Written request:
Extract all lines that hold "начале" from the records below.

·····

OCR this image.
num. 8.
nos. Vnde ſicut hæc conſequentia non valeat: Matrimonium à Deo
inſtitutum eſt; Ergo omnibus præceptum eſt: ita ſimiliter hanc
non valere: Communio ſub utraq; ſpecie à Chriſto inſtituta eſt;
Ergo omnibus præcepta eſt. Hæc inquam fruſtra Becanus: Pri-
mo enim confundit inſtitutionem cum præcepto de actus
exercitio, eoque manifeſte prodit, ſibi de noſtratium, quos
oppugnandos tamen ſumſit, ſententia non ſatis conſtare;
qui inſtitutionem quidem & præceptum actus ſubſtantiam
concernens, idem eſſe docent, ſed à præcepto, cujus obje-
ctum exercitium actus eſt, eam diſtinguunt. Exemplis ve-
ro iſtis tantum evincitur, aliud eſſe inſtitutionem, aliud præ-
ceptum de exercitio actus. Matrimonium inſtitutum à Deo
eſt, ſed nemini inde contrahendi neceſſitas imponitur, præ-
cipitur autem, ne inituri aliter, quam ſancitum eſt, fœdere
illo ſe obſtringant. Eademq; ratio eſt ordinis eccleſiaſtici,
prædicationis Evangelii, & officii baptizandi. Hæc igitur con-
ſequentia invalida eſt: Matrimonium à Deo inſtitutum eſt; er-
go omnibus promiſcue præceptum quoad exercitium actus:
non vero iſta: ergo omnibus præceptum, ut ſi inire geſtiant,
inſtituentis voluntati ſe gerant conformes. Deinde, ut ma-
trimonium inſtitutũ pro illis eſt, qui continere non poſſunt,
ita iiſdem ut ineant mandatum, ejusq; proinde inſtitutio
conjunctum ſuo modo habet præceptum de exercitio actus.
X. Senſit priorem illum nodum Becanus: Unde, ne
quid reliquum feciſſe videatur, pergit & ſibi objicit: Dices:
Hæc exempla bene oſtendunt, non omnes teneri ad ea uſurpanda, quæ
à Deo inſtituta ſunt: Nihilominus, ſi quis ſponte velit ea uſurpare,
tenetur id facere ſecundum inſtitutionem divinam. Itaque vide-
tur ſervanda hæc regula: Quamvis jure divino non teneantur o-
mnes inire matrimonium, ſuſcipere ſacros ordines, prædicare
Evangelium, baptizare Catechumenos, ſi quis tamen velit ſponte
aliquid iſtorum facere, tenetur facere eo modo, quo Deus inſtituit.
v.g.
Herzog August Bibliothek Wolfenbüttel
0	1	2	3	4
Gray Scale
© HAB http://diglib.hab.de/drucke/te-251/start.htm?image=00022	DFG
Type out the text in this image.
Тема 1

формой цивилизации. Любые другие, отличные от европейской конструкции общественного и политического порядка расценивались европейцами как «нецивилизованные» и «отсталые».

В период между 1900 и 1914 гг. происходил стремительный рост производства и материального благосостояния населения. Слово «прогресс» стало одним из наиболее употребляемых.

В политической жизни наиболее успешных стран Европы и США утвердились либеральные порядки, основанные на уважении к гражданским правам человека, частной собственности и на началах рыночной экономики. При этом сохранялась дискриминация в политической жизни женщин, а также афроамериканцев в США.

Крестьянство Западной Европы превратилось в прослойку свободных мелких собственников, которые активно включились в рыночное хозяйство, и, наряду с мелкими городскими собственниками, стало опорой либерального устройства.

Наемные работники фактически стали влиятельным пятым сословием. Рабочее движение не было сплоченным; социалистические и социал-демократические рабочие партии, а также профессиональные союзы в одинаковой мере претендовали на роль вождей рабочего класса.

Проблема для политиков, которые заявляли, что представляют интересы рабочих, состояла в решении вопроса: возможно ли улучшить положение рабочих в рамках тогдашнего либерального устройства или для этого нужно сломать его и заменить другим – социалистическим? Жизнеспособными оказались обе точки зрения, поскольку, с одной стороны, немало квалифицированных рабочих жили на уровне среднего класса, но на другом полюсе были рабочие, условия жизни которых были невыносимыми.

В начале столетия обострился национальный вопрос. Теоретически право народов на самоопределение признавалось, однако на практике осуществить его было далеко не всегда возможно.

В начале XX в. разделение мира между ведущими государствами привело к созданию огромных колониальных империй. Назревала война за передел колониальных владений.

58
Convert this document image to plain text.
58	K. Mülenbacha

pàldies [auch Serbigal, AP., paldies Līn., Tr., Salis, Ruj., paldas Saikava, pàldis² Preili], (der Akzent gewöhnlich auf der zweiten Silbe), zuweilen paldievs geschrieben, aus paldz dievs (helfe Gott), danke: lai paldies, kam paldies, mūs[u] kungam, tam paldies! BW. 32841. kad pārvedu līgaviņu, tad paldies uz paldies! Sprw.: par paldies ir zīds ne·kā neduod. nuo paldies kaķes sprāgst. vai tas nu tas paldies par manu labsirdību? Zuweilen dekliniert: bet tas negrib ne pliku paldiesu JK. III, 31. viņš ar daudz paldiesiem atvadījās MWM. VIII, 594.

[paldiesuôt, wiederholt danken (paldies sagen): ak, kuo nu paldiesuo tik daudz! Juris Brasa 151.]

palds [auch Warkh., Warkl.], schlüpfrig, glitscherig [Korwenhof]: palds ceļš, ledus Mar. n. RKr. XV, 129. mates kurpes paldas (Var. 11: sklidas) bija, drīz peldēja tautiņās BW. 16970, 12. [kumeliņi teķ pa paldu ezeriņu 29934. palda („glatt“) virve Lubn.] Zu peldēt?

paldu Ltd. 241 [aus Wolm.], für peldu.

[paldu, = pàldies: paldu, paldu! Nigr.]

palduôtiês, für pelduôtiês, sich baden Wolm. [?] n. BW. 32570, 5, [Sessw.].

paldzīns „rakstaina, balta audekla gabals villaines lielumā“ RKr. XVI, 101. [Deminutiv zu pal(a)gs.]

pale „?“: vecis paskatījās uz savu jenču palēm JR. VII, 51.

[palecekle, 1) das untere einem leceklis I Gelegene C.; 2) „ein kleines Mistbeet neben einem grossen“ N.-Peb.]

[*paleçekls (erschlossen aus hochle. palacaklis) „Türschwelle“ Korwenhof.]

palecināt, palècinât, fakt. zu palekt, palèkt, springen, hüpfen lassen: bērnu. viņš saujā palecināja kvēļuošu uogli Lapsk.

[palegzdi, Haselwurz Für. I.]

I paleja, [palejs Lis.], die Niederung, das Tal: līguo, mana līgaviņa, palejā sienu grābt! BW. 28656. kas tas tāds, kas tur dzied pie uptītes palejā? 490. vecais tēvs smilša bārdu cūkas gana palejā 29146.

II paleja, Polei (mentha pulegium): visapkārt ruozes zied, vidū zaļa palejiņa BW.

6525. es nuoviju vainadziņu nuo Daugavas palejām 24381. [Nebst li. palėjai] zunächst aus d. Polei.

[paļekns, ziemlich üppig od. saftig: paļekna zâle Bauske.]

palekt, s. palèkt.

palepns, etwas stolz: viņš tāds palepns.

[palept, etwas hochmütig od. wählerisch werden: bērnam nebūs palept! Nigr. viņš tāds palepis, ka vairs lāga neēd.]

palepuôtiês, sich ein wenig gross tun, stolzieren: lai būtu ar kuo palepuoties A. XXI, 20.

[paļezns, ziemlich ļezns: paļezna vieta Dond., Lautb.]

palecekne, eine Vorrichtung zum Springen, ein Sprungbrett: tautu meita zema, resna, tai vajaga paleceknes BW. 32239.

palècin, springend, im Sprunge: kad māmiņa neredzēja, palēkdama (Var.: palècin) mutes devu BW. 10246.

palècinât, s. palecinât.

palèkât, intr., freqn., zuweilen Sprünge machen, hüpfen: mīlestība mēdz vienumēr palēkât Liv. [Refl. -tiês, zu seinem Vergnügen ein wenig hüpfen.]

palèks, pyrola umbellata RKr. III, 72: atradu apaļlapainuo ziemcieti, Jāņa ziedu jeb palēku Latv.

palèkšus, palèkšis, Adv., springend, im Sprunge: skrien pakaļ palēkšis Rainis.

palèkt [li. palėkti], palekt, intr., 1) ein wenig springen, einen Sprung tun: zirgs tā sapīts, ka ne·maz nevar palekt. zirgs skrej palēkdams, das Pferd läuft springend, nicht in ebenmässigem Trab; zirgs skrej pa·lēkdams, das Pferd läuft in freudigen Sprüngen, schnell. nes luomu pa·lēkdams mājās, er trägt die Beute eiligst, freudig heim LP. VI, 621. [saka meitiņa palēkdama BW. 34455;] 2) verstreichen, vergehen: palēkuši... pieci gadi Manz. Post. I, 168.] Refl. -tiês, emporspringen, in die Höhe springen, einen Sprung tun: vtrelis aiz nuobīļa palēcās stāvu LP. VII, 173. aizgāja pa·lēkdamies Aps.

·····

Task solution:
В начале столетия обострился национальный вопрос. Теоретически право народов на самоопределение признавалось, однако на практике осуществить его было далеко не всегда возможно.
В начале XX в. разделение мира между ведущими государствами привело к созданию огромных колониальных империй. Назревала война за передел колониальных владений.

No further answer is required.